- **Material provided**:
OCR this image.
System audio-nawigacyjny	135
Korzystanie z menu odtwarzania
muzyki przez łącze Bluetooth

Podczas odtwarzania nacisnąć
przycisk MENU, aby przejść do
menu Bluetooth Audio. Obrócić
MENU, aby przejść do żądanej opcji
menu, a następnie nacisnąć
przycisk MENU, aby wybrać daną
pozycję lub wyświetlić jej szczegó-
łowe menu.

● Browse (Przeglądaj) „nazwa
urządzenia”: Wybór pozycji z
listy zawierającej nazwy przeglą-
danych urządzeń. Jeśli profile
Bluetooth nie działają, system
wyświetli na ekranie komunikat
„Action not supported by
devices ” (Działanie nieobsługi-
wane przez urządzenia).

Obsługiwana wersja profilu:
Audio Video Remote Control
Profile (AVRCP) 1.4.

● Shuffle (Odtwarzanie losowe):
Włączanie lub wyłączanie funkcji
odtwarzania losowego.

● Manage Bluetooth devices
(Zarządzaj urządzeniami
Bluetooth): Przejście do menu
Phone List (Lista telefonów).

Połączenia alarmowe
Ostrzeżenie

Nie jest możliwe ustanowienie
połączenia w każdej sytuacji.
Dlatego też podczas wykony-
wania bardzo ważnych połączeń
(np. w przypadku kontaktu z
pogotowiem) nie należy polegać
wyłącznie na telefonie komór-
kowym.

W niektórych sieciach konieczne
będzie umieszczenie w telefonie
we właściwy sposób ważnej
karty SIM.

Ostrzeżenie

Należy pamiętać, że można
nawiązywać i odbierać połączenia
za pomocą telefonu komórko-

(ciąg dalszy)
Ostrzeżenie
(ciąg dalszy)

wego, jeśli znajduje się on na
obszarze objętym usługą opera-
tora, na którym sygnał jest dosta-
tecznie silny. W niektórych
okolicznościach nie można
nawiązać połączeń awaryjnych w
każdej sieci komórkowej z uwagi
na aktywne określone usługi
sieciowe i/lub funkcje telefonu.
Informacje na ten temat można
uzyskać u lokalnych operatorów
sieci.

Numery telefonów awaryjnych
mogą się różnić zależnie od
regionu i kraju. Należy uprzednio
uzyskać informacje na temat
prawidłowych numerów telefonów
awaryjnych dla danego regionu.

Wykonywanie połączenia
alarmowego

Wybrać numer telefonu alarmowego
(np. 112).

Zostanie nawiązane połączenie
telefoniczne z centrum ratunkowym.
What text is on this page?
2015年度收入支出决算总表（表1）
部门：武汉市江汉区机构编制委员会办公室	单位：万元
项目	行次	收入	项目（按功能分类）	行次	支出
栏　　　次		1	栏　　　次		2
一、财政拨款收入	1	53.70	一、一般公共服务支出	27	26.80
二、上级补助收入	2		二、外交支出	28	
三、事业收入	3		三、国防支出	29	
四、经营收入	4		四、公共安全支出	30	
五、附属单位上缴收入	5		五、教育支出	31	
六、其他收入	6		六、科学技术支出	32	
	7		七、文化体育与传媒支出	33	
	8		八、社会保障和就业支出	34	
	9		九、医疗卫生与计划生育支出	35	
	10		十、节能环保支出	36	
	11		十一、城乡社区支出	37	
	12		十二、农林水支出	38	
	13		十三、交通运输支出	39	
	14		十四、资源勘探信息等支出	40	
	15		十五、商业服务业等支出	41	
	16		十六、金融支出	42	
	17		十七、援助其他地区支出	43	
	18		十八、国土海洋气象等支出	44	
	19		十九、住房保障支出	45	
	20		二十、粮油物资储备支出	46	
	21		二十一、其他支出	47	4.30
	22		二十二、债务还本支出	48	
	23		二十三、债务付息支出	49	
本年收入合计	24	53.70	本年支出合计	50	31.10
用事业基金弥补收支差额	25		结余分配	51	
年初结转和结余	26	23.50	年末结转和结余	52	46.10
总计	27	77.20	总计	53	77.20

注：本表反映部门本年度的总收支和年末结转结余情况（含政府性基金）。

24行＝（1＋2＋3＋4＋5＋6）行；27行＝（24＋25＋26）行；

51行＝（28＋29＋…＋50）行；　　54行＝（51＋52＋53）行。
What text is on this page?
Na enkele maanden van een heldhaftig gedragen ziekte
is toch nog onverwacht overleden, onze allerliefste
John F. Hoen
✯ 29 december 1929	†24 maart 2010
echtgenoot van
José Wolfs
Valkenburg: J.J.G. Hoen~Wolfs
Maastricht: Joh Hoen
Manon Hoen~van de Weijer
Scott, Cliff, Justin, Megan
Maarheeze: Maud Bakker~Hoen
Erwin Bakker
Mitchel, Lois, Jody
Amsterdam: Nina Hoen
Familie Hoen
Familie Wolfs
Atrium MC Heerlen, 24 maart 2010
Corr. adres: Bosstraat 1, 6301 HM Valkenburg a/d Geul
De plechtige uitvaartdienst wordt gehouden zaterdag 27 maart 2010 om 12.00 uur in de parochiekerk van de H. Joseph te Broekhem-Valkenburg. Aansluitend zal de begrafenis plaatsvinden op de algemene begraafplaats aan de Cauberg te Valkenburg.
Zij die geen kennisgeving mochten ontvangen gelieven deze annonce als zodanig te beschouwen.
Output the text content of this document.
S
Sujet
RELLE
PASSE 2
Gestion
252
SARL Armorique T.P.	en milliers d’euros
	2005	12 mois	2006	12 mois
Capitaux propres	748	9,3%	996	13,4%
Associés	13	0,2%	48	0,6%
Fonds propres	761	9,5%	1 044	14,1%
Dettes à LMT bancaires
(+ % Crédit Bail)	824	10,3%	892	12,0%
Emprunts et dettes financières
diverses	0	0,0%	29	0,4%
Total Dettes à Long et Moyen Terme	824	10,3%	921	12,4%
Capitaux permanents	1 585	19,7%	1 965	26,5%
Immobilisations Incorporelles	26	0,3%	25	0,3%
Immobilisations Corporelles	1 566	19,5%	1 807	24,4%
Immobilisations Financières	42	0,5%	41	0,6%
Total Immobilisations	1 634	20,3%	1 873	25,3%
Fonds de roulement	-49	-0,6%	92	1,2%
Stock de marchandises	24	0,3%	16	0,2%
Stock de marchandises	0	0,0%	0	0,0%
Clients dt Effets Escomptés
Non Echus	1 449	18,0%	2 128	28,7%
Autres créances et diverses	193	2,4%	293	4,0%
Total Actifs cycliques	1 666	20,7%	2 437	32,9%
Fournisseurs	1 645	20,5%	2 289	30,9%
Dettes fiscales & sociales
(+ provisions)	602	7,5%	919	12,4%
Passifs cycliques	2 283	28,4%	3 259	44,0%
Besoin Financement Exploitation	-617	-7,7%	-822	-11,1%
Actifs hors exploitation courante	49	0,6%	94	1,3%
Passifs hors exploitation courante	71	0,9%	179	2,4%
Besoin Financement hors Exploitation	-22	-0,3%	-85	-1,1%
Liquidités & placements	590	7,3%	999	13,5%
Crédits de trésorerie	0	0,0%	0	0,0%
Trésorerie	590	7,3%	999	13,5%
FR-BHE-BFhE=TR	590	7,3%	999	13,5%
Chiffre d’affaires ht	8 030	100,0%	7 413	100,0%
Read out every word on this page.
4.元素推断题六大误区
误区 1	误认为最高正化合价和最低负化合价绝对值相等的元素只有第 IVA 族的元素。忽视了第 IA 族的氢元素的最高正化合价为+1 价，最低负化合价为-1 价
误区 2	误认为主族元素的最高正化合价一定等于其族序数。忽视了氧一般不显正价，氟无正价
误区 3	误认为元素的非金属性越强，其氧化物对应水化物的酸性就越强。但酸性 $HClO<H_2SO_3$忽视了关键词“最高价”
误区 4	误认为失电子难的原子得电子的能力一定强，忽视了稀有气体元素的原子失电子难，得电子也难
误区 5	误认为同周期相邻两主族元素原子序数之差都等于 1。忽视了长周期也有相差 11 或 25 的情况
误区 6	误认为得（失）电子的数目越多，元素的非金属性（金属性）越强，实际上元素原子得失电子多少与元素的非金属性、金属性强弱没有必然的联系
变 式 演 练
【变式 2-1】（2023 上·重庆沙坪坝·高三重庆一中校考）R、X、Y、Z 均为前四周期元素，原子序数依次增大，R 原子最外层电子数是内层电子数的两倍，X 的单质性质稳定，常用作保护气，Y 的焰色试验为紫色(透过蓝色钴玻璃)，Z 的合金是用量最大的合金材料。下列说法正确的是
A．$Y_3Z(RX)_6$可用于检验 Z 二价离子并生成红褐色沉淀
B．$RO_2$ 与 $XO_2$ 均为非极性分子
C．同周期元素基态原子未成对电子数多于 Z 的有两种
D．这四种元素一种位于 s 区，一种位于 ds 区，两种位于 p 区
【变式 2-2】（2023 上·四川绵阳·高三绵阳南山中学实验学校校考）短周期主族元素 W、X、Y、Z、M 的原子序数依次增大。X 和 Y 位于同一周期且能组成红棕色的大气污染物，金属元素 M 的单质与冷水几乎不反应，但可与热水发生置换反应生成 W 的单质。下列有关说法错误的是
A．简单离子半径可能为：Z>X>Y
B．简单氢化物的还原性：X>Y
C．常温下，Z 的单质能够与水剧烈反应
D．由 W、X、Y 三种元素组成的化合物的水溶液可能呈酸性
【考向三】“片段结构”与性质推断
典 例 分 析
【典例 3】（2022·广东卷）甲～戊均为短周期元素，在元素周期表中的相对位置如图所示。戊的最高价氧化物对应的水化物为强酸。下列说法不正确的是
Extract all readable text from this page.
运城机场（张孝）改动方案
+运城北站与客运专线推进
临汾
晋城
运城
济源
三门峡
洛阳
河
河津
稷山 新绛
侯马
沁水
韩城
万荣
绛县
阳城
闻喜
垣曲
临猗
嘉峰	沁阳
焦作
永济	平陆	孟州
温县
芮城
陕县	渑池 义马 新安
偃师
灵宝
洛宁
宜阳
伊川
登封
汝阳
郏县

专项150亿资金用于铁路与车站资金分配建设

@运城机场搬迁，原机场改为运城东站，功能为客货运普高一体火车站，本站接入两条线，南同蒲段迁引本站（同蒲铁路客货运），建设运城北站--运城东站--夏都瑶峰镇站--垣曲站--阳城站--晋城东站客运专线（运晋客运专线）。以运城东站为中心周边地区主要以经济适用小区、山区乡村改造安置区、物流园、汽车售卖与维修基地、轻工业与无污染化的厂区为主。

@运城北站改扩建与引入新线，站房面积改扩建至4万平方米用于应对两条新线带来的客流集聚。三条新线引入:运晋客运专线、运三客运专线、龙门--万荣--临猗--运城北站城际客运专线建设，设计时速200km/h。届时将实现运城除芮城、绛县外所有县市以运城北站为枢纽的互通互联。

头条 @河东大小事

- **Problem statement**: Your task is to report how many lines of the material include the string "Stock". Give the number and no other words.

- **Solution to the exercise**: 2